### ESTRATTO
==================================================

Rosarno: Coldiretti, presenza Stato rompe catena sfruttamento

Rosarno: Coldiretti, presenza Stato rompe catena sfruttamento

E’ necessaria una presenza continua e forte dello Stato e una piena responsabilità di tutte le forze sociali per liberare dalla malavita organizzata un territorio che offre produzioni da
primato per il “Made in Italy”. E’ quanto ha affermato il presidente della Coldiretti Sergio Marini nell’esprimere apprezzamento per l’operazione delle forze dell’ordine a Rosarno per tutelare i
lavoratori immigrati.

Va combattuta senza tregua una situazione di becero sfruttamento che – ha sottolineato Marini – colpisce la componente piu’ debole dei lavoratori agricoli come gli immigrati, ma anche le tante
imprese agricole oneste che subiscono la pressione di un contesto gravemente degradato, in cui le arance sottopagate a 13 centesimi al chilo vengono rivendute ai consumatori a 1,45 con un
ricarico del 646 per cento.

Si può spezzare la catena di sfruttamento che sottopaga il lavoro e il suo prodotto come dimostrano – ha concluso Marini – i tanti esempi virtuosi presenti nelle campagne italiane dove
lavorano regolarmente circa 90mila immigrati extracomunitari, dei quali circa 15mila con contratti a tempo indeterminato, che contribuiscono in modo strutturale e determinante all’economia
agricola del Paese e rappresentano una componente indispensabile per garantire i successo del Made in Italy alimentare nel mondo.

==================================================

### ESTRATTI DEI DATI
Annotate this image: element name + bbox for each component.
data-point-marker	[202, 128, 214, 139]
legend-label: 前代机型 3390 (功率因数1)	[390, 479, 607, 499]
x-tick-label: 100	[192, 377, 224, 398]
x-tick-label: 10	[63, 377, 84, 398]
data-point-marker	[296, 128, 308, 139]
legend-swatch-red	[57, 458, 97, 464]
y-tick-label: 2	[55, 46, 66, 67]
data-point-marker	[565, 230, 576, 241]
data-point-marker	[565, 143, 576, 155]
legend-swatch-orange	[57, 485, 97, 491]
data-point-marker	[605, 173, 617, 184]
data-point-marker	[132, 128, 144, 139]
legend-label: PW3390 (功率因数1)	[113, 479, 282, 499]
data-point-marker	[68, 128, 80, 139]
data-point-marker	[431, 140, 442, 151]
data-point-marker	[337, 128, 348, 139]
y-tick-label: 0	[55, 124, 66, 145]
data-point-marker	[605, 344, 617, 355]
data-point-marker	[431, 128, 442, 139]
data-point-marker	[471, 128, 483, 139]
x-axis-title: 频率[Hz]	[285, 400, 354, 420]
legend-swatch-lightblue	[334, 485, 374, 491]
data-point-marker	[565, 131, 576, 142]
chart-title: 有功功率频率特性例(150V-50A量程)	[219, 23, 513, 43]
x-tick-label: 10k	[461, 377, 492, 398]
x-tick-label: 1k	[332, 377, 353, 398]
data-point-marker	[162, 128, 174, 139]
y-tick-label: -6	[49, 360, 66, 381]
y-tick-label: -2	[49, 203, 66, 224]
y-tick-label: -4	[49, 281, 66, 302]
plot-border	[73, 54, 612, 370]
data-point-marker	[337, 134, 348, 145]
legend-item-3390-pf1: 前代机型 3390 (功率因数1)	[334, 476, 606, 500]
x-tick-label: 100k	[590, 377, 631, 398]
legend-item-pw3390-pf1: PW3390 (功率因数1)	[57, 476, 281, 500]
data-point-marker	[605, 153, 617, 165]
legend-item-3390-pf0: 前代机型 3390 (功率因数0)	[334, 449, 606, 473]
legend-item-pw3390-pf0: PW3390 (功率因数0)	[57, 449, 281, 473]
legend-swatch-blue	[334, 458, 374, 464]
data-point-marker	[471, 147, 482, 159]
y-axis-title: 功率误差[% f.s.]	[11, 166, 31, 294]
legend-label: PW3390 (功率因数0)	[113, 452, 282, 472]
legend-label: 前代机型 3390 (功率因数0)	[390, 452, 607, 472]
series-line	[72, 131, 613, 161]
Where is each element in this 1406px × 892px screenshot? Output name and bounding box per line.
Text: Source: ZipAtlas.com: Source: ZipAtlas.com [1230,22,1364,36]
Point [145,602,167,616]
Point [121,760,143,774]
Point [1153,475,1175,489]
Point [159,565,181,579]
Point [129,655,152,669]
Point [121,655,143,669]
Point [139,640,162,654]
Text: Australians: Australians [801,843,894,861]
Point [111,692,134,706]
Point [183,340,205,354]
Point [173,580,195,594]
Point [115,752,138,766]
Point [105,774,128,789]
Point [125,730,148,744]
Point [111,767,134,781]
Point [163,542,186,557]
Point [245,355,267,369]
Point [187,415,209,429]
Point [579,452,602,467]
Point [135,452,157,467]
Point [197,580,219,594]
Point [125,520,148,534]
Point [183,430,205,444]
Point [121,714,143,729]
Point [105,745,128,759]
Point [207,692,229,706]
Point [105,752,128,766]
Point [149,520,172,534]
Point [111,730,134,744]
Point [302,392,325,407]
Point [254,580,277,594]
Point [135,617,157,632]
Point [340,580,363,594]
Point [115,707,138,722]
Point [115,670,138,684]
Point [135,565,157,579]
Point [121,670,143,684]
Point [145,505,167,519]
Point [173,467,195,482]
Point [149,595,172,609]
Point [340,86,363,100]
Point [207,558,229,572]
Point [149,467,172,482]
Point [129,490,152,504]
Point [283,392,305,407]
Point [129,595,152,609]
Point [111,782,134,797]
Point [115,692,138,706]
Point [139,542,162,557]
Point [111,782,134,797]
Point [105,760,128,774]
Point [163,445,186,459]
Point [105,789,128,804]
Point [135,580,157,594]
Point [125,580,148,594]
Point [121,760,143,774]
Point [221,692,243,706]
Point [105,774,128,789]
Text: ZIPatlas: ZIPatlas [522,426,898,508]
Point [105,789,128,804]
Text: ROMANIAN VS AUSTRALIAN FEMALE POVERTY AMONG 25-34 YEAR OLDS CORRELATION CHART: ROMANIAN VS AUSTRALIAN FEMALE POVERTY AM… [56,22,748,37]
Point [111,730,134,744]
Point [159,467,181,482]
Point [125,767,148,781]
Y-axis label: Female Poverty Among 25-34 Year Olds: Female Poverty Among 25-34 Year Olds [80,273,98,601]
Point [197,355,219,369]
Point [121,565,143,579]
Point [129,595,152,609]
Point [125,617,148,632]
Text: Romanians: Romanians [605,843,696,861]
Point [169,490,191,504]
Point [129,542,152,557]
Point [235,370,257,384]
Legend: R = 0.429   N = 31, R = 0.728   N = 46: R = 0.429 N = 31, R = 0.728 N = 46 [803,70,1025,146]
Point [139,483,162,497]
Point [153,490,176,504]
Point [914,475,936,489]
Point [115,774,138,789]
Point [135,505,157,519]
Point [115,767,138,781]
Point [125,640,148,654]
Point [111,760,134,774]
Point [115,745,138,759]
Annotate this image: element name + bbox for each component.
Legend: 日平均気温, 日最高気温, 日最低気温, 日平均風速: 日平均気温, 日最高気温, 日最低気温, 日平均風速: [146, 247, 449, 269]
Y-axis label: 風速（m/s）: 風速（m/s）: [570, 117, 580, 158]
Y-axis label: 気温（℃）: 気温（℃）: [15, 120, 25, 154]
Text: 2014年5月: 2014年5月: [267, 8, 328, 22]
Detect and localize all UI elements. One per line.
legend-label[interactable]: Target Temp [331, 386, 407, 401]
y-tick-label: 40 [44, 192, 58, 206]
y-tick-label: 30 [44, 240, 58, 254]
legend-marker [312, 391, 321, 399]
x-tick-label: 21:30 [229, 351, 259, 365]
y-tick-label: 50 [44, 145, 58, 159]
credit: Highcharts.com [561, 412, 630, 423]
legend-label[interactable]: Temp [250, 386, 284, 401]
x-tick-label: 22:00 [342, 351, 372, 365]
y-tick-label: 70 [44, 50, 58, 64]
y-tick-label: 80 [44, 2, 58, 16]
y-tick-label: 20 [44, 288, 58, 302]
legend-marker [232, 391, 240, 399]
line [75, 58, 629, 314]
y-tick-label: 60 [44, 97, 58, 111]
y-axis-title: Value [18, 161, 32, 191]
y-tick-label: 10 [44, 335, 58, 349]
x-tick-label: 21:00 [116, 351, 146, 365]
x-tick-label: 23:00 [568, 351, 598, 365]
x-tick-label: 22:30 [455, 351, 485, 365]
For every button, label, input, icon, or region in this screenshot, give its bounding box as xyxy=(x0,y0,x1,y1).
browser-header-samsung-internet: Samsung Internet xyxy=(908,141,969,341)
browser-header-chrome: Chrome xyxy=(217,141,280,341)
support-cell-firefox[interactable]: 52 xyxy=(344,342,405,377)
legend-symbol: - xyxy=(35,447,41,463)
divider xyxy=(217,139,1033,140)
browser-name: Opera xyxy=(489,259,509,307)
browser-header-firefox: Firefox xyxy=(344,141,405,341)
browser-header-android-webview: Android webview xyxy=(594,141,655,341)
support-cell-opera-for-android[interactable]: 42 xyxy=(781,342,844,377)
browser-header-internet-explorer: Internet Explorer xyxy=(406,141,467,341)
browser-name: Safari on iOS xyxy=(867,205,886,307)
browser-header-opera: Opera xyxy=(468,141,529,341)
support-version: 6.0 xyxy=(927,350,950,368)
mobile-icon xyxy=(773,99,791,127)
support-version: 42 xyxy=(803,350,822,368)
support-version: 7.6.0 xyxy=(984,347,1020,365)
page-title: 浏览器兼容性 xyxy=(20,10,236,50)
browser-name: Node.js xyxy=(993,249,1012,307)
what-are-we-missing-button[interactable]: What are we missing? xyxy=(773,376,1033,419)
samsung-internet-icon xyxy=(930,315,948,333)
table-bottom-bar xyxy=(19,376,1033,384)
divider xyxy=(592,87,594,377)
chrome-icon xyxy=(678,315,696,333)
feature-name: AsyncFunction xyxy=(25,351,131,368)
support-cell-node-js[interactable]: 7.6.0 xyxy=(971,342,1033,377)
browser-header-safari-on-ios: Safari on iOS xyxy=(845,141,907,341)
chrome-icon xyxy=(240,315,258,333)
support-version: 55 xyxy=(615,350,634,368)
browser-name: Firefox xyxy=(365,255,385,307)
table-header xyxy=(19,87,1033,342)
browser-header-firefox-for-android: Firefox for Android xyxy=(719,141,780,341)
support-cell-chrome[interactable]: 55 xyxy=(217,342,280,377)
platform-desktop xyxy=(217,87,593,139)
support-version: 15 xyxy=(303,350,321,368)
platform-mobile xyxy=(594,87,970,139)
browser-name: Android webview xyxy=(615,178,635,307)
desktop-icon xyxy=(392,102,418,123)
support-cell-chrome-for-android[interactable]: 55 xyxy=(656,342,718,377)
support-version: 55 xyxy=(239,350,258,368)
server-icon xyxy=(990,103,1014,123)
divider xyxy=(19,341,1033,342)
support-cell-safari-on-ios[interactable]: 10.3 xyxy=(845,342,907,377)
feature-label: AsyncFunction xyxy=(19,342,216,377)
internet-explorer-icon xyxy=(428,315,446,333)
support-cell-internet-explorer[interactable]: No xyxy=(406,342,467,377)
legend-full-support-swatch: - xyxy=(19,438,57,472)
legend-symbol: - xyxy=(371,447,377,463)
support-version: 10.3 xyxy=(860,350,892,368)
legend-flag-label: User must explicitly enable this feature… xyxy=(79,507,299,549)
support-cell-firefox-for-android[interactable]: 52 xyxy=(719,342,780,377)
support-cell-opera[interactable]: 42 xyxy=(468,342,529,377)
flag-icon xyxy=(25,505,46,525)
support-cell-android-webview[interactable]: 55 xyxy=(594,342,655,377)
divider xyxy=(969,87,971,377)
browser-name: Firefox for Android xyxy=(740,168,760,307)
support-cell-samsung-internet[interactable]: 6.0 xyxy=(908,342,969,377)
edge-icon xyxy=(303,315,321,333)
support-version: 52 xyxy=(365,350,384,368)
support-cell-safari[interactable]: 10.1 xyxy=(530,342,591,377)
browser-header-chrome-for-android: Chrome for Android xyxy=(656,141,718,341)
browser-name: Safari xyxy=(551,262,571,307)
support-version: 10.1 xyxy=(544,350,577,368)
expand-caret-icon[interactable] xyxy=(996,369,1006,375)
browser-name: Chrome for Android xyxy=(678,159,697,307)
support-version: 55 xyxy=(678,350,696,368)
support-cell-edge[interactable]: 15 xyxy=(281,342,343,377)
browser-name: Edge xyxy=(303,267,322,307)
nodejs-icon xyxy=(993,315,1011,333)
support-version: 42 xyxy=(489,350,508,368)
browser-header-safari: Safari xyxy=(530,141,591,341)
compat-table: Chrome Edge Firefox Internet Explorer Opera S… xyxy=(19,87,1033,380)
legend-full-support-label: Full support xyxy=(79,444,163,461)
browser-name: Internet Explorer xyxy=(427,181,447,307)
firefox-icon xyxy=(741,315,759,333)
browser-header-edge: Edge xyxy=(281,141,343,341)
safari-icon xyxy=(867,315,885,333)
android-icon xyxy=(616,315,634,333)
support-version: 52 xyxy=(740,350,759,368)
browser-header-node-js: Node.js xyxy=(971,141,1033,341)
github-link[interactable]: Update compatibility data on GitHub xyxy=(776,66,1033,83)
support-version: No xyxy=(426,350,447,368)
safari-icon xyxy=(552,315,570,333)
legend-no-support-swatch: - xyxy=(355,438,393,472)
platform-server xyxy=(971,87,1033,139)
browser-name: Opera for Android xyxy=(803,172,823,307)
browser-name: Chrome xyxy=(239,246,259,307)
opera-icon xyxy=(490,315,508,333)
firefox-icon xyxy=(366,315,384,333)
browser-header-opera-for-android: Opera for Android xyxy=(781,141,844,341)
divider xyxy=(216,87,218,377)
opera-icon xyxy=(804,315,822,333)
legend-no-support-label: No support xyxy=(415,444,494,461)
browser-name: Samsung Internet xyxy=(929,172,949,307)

==================================================

### ESERCIZIO 1
Rispondi in base all'articolo su Rosarno:
(a) Chi è il presidente della Coldiretti?
(b) A quanto al chilo sono pagate le arance?
(c) Quanti immigrati extracomunitari lavorano regolarmente nelle campagne italiane?
### ESERCIZIO 2
Cita dall'articolo su Rosarno il passo che va da "Va combattuta senza" fino a "646 per cento." compreso.

### RISPOSTA ATTESA 1
(a) Sergio Marini.
(b) A 13 centesimi al chilo.
(c) Circa 90mila.

### RISPOSTA ATTESA 2
Va combattuta senza tregua una situazione di becero sfruttamento che – ha sottolineato Marini – colpisce la componente piu’ debole dei lavoratori agricoli come gli immigrati, ma anche le tante
imprese agricole oneste che subiscono la pressione di un contesto gravemente degradato, in cui le arance sottopagate a 13 centesimi al chilo vengono rivendute ai consumatori a 1,45 con un
ricarico del 646 per cento.